__Raw records__
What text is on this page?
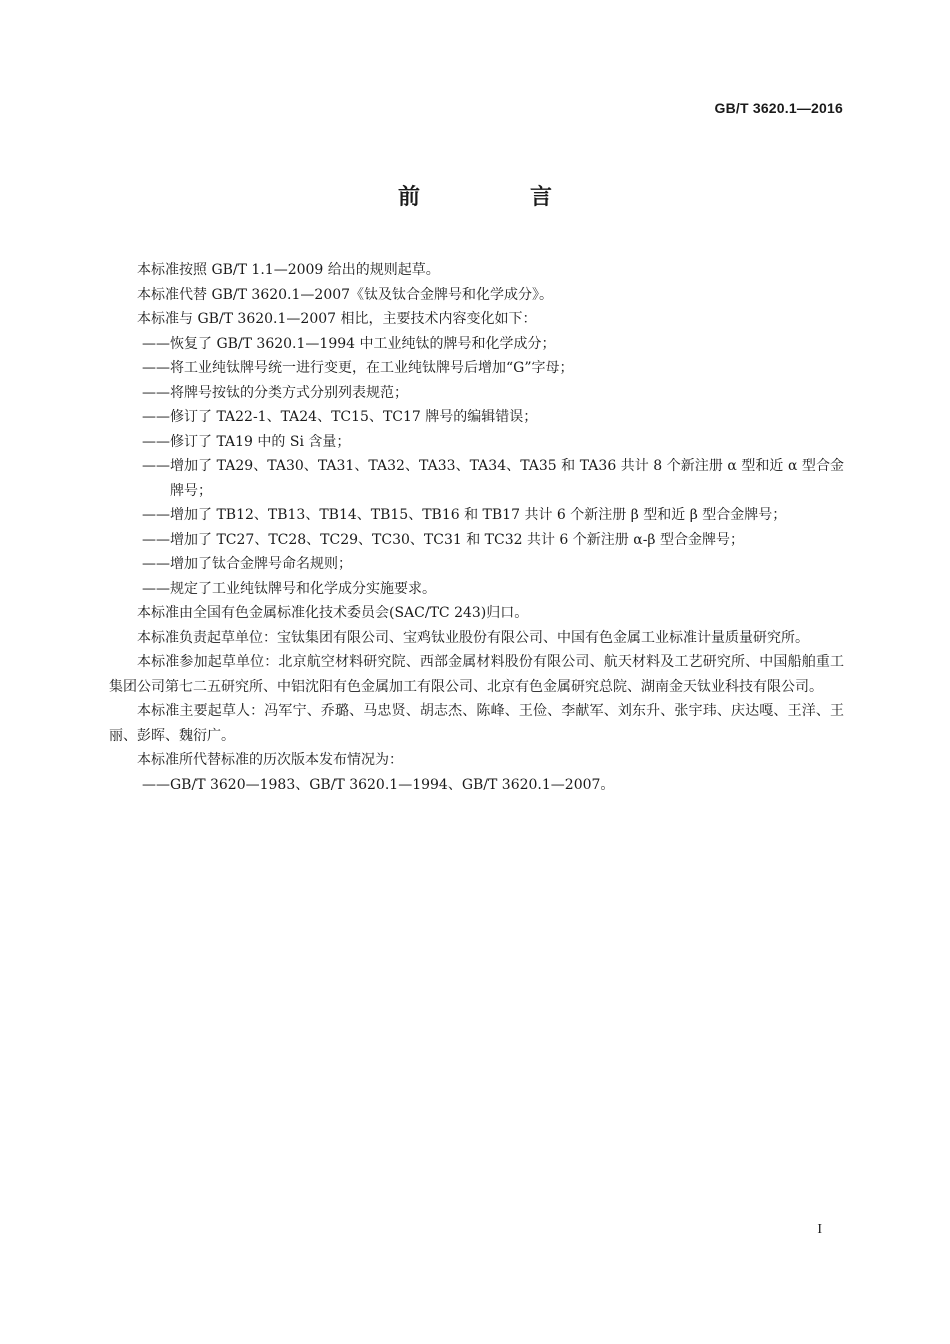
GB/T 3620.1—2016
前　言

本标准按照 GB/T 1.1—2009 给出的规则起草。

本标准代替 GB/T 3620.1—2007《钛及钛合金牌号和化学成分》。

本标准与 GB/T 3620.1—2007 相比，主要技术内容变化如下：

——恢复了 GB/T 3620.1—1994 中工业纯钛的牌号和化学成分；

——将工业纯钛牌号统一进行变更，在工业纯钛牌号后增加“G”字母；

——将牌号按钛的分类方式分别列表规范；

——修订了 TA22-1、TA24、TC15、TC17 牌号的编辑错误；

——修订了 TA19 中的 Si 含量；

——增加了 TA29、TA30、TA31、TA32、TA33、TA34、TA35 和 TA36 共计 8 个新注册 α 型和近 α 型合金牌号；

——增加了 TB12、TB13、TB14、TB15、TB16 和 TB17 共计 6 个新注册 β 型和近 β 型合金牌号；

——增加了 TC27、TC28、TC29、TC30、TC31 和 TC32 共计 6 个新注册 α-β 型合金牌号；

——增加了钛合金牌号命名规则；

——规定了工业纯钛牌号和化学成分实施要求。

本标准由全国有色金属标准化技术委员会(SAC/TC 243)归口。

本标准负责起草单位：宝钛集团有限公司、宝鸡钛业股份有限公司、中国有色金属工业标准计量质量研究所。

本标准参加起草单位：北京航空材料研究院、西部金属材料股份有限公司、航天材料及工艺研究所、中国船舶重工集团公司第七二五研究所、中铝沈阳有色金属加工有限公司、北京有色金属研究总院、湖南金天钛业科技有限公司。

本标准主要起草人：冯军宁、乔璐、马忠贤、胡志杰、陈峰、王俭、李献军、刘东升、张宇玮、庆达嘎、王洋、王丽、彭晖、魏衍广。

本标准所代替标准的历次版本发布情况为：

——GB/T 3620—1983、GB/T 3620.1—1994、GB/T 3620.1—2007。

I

--

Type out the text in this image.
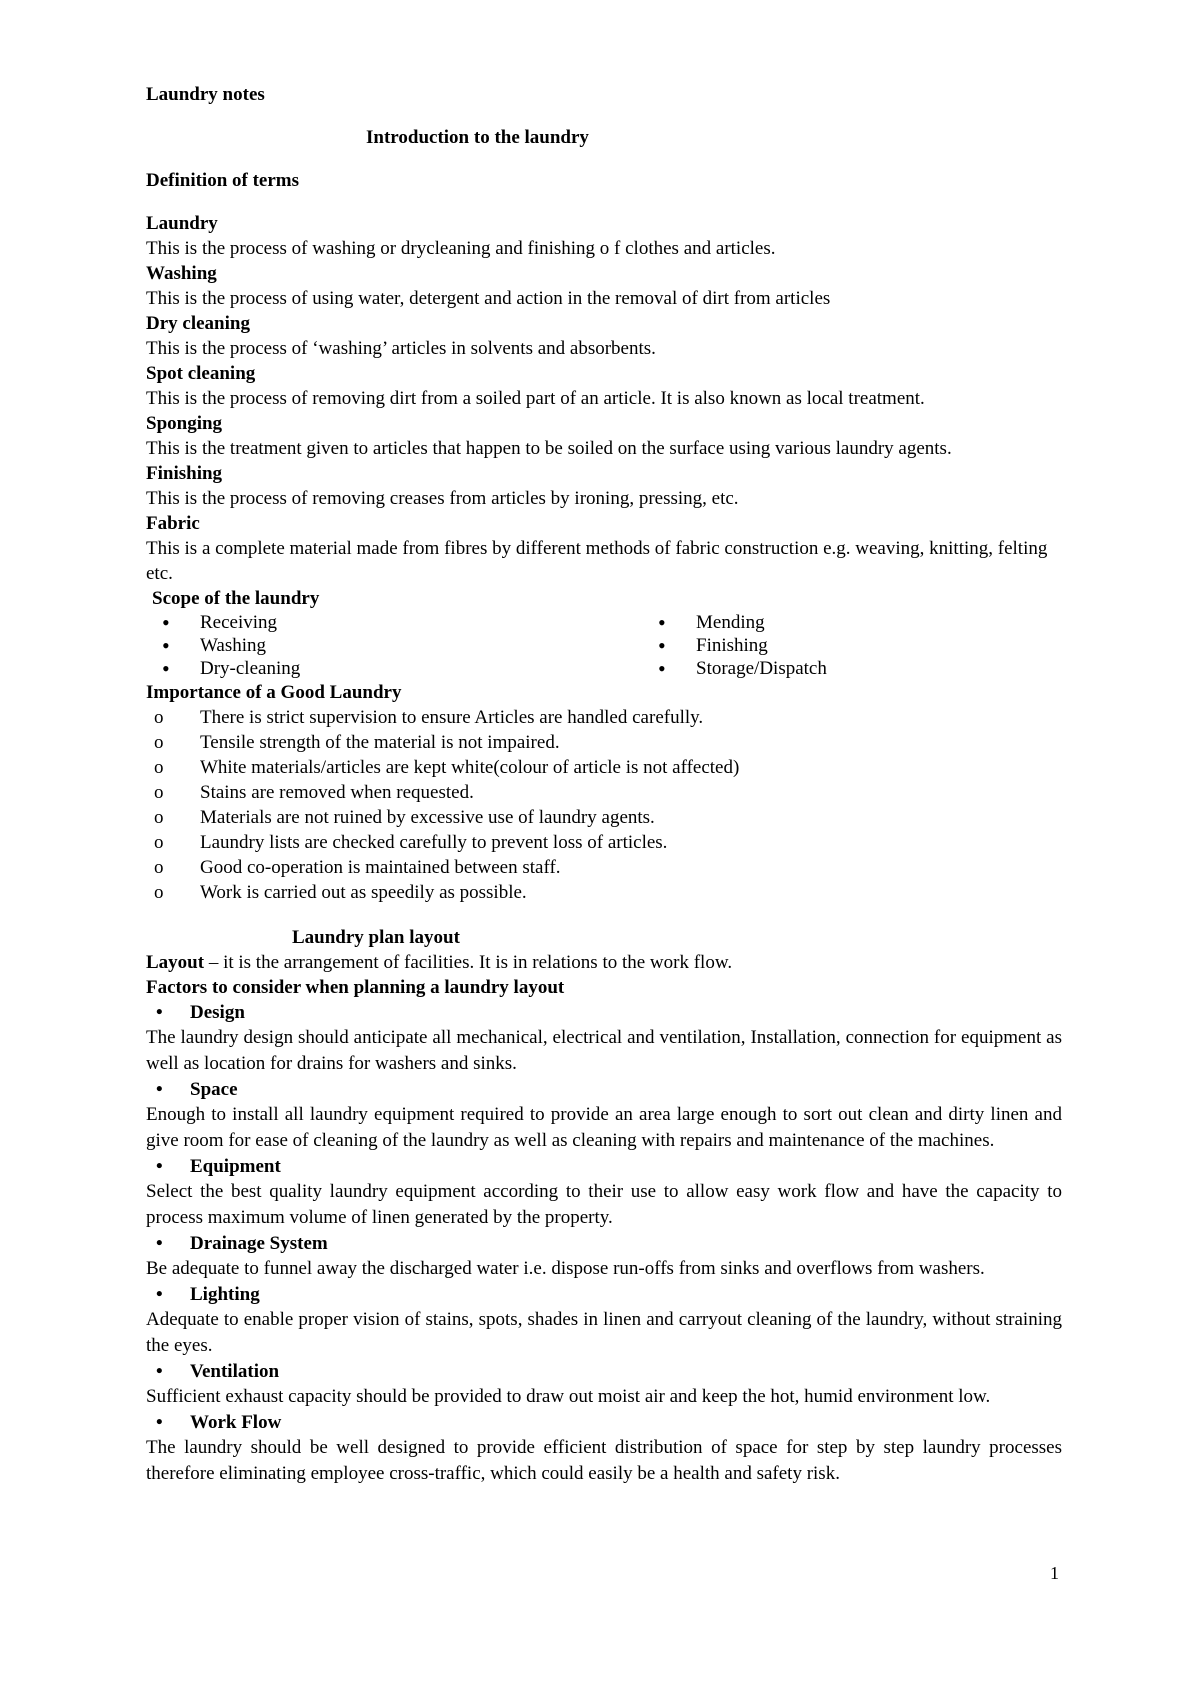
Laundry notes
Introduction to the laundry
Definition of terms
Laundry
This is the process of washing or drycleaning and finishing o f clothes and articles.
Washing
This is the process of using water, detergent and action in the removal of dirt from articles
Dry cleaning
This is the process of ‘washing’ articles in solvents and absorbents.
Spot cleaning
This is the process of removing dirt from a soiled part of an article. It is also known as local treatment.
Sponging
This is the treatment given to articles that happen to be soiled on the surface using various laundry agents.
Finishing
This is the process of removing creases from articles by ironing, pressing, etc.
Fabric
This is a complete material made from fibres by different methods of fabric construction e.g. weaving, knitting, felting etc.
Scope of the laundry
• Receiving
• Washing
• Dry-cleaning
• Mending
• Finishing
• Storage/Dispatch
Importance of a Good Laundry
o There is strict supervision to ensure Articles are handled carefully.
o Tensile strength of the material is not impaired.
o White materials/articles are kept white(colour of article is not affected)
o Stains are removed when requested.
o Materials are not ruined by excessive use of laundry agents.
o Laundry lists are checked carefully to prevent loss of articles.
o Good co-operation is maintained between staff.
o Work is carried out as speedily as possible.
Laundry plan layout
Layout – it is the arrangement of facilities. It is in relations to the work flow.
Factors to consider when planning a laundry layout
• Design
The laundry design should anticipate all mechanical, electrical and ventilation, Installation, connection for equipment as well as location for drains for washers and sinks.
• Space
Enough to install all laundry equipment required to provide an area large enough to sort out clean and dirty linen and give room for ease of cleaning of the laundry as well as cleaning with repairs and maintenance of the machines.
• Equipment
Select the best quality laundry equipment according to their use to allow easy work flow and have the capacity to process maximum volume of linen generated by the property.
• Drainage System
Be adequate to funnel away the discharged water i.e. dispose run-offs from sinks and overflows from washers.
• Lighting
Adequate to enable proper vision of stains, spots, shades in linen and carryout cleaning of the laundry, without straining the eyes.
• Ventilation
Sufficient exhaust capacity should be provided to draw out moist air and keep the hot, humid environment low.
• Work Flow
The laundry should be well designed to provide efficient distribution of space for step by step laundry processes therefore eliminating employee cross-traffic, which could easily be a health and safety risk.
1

==

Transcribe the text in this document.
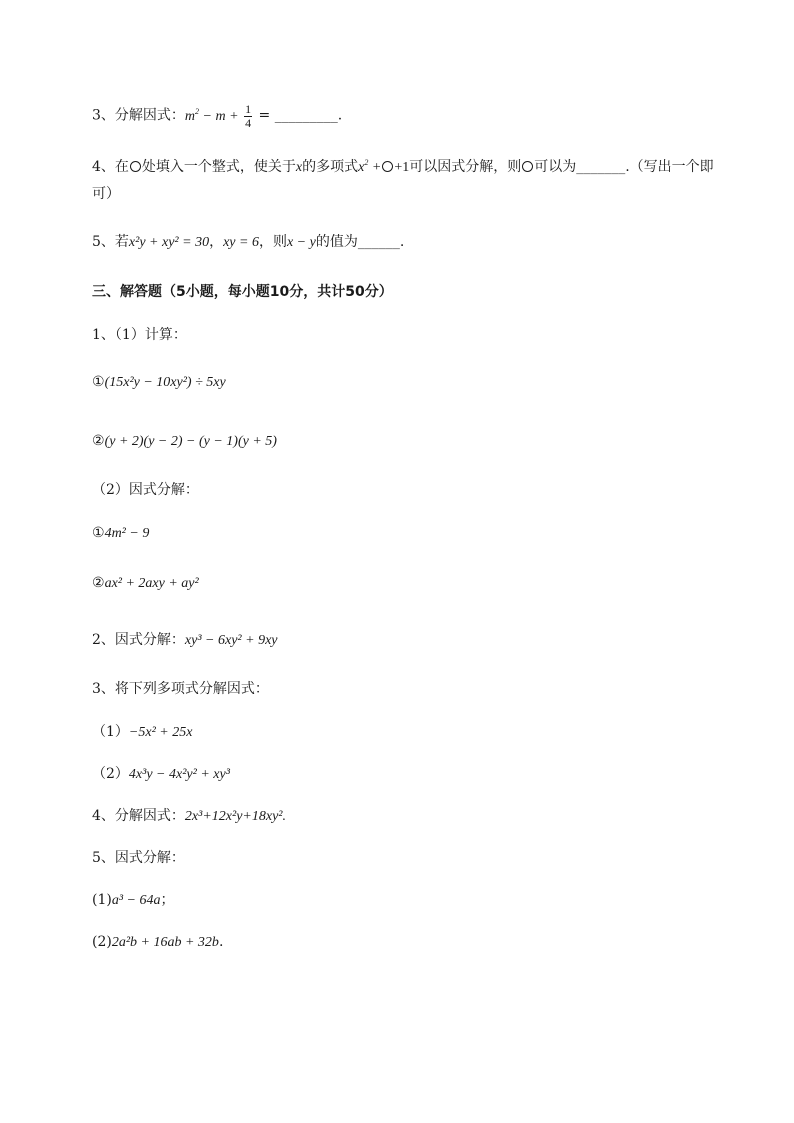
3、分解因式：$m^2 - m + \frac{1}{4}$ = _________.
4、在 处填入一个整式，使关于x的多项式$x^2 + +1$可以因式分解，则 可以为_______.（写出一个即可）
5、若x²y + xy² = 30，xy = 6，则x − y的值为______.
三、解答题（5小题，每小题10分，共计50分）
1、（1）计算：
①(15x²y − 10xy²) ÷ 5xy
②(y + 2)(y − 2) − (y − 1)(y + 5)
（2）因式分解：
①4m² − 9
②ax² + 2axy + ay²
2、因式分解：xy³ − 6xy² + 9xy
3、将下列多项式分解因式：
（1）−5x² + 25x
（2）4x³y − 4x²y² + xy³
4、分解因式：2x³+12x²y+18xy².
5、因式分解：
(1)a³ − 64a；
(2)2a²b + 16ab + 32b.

__What to do__
Reply with the number of lines in the material above that contain "from", and nothing more.

__Solution to this exercise__
5